▸ SOURCE EXTRACT:
| Nature Girl |
Q: Where did the idea for NATURE GIRL come from?
I'd always fantasized about tracking down one of these telemarketing creeps and turning the tables -- phoning his house every night at dinner, the way they hassle everybody else. In the novel, my heroine takes it a whole step farther. She actually tricks the guy into signing up for a bogus "ecotour" in Florida, and then proceeds to teach him some manners. Or tries.
Q: Have you ever met anyone like Honey Santana?
I think there are lots of hard-working, single moms out there who are fed up with all the crap they have to deal with. Everybody has a snapping point, and Honey's threshold is just a bit lower than most people's.
I have to say she's one of my favorite characters -- she simply can't abide incivility, and of course South Florida is a hothouse for that.
Q: Why did you set this novel in the Ten Thousand Islands?
It's one of the few remaining places that haven't been wrecked by development; a truly raw wilderness. I spend a fair amount of time fishing in that area, and it's just breathtakingly vast and remote. Luckily, it's also a mangrove jungle where the mosquitoes are so thick that you literally inhale them. This discourages all but the hardiest (or dumbest) of tourists.

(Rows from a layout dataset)

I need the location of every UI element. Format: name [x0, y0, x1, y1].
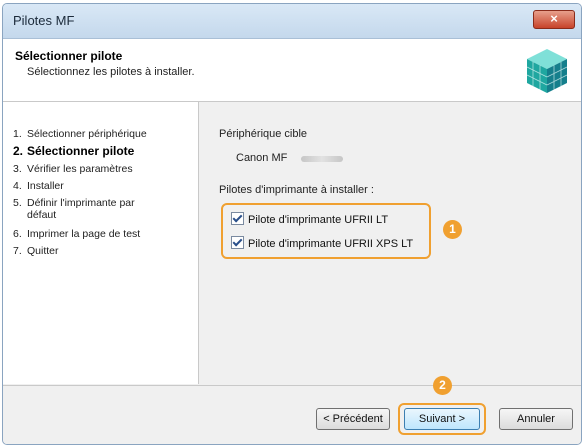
dialog-window: Pilotes MF × Sélectionner pilote Sélecti…	[2, 3, 582, 445]
callout-badge-1: 1	[443, 220, 462, 239]
target-device-label: Périphérique cible	[219, 128, 308, 140]
main-content: Périphérique cible Canon MF Pilotes d'im…	[199, 102, 581, 384]
driver-ufrii-xps-lt[interactable]: Pilote d'imprimante UFRII XPS LT	[231, 236, 413, 250]
wizard-header: Sélectionner pilote Sélectionnez les pil…	[3, 39, 581, 102]
wizard-footer: < Précédent Suivant > Annuler 2	[3, 376, 581, 444]
step-print-test-page: 6. Imprimer la page de test	[13, 228, 141, 240]
drivers-label: Pilotes d'imprimante à installer :	[219, 184, 374, 196]
step-select-device: 1. Sélectionner périphérique	[13, 128, 147, 140]
target-device-value: Canon MF	[236, 152, 288, 164]
next-button[interactable]: Suivant >	[404, 408, 480, 430]
steps-sidebar: 1. Sélectionner périphérique 2. Sélectionn…	[3, 102, 199, 384]
drivers-highlight-box: Pilote d'imprimante UFRII LT Pilote d'im…	[221, 203, 431, 259]
next-highlight-box: Suivant >	[398, 403, 486, 435]
page-title: Sélectionner pilote	[15, 49, 123, 63]
title-bar[interactable]: Pilotes MF ×	[3, 4, 581, 39]
redacted-model-name	[301, 156, 343, 162]
previous-button[interactable]: < Précédent	[316, 408, 390, 430]
installer-cube-icon	[526, 49, 568, 93]
callout-badge-2: 2	[433, 376, 452, 395]
cancel-button[interactable]: Annuler	[499, 408, 573, 430]
driver-ufrii-lt[interactable]: Pilote d'imprimante UFRII LT	[231, 212, 388, 226]
window-title: Pilotes MF	[13, 13, 75, 28]
step-select-driver: 2. Sélectionner pilote	[13, 144, 135, 158]
driver-ufrii-xps-lt-checkbox[interactable]	[231, 236, 244, 249]
step-verify-settings: 3. Vérifier les paramètres	[13, 163, 133, 175]
driver-ufrii-lt-checkbox[interactable]	[231, 212, 244, 225]
step-quit: 7. Quitter	[13, 245, 59, 257]
step-default-printer: 5. Définir l'imprimante par défaut	[13, 197, 135, 221]
step-install: 4. Installer	[13, 180, 64, 192]
close-button[interactable]: ×	[533, 10, 575, 29]
page-subtitle: Sélectionnez les pilotes à installer.	[27, 66, 195, 78]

▸ EXERCISE REQUIREMENTS:
According to the Nature Girl interview, what does the heroine trick the telemarketer into signing up for? These lines have nothing to do with the Nature Girl interview.

▸ RESPONSE TO THE TASK:
A bogus "ecotour" in Florida.